__How to complete this task__:
Answer these questions from the text on expectant fathers below:
(a) In the 1982 New York-area study, what percentage of fathers-to-be needed treatment for their symptoms?
(b) Which hormone level drops in expectant dads?
(c) On Yap, who was the normal birth attendant?

__Excerpt__:
• • •

With a culture that was demanding paternal participation from the moment the
pregnancy test revealed those two parallel lines confirming conception, it’s
possible that it wasn’t a matter of more men experiencing symptoms, they
were just more willing to admit that they, too, indulged in pickles and
ice-cream.
No one is sure exactly how many fathers exhibit symptoms. In 1982 researchers reported that of the more than 200 fathers-to-be they studied in the New York area, 22 per cent needed treatment for nausea, vomiting, cramps and toothaches, symptoms that were not there before the pregnancy and disappeared with the birth. Almost all of the sufferers were first-time fathers. A 1985 study of 147 expectant fathers in the Milwaukee area found 90 per cent of the men had multiple symptoms, including insomnia, fatigue, weight change and irritability.
Hormonal rollercoaster
Other studies have indicated that the phenomenon is not merely psychosomatic.
Blood and saliva samples from expectant dads show hormonal shifts that
reflect changes similar to the mother’s. Testosterone levels drop and
oestrogen levels rise. The stress hormone cortisol and the milk-inducing
hormone prolactin also increase in the weeks before birth as the men prepare
to become fathers. Some men say they even felt sick to the point of vomiting
after birth.
Simply in sync
But there are other explanations. For example, pregnant women don’t have room
for large meals, so they need to eat small portions, more frequently. Men
are likely to eat along with them but being able to eat larger portions,
they gain weight. In the last trimester, many women are too uncomfortable to
sleep, and the men are probably waking up as well. As for hormonal changes,
researchers say it’s synchronisation between two intimate people, just like
the phenomenon of women who are together every day menstruating at the same
time.
Labour pains for men
The Ainu men of Japan meditated on fatherhood for 12 days in seclusion, during which they gave their soul to the child as the mother gave her body.
In New Guinea men were not allowed to see their wives from labour until one month later, when a public feast introduced the baby to all, including its father. After the feast, mother and child retreated — sans father — for a year of seclusion.
There were, however, a few places where men were central to births. On Yap, a tiny island in the South Pacific, the father was the normal birth attendant.

• • •

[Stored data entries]

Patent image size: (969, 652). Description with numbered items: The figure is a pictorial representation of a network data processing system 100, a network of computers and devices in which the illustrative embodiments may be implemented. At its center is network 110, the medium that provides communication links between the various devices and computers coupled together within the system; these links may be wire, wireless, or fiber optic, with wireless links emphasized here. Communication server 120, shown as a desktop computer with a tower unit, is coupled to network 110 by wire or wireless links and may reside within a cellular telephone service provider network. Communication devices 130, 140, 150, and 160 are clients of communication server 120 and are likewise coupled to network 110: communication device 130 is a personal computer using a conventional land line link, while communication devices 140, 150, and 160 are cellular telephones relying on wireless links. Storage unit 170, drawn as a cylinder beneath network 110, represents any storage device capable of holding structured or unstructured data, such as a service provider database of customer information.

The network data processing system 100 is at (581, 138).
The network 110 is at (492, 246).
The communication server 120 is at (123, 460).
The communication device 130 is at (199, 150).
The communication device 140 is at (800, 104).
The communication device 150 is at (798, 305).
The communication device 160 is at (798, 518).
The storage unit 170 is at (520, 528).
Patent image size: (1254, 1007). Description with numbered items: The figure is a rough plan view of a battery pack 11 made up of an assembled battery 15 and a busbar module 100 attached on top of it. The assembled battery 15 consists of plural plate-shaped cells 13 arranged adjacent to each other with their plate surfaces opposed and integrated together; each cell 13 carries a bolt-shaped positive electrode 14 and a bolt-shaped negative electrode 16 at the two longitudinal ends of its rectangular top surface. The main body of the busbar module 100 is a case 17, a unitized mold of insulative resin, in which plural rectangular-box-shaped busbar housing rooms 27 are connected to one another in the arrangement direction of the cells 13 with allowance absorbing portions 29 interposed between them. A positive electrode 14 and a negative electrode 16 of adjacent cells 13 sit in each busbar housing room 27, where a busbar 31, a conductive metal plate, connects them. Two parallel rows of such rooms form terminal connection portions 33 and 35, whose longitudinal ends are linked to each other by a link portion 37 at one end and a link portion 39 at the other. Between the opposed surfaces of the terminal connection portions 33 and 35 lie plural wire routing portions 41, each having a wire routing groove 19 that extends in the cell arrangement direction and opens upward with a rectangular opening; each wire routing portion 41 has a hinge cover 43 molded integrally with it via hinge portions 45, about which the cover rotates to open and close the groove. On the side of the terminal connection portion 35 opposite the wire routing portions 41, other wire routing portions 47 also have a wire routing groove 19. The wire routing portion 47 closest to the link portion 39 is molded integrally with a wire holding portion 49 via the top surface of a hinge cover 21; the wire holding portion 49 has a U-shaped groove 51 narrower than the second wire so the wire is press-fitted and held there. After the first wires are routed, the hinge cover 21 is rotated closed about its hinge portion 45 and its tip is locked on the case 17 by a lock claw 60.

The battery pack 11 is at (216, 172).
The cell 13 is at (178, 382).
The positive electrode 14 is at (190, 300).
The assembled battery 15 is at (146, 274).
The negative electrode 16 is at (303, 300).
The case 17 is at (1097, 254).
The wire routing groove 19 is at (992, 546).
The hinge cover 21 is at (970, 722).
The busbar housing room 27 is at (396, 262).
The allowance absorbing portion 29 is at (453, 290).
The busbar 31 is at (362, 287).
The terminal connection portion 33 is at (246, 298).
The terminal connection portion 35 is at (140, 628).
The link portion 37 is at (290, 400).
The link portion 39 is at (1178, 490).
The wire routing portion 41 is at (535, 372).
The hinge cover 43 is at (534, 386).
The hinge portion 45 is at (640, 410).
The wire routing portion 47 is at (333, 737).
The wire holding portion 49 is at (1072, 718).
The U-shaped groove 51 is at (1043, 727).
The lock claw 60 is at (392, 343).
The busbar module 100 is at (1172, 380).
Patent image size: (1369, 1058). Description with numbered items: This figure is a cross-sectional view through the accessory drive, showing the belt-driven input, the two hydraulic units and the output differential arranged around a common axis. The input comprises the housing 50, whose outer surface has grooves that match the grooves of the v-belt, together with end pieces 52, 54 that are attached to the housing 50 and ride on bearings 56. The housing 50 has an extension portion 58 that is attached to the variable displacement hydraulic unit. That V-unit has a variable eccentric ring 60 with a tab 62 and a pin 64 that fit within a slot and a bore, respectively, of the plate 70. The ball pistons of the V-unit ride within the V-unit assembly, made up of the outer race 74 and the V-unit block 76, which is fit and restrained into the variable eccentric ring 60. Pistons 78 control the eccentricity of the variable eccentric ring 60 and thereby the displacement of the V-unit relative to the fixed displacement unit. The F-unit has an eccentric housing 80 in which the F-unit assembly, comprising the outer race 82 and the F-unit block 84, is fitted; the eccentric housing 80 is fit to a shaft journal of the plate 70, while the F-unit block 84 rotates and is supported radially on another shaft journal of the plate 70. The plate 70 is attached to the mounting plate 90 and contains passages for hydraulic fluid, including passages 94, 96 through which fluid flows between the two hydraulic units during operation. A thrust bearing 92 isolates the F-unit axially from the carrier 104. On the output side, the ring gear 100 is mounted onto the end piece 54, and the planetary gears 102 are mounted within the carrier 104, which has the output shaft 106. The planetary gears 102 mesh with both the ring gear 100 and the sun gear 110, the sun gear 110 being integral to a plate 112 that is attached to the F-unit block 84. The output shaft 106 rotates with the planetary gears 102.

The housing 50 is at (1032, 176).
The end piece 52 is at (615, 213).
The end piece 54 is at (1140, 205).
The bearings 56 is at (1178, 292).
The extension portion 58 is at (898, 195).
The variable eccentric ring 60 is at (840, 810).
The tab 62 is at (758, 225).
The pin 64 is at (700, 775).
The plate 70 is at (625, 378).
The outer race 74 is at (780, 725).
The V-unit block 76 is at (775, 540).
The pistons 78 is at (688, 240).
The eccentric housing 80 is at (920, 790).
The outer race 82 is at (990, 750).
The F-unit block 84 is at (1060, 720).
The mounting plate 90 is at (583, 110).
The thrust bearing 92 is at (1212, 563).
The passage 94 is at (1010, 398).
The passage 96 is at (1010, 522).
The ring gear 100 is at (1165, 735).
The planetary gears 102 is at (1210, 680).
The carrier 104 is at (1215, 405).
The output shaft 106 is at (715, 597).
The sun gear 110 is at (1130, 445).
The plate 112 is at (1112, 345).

• • •

__Solution below__:
(a) 22 per cent
(b) Testosterone
(c) The father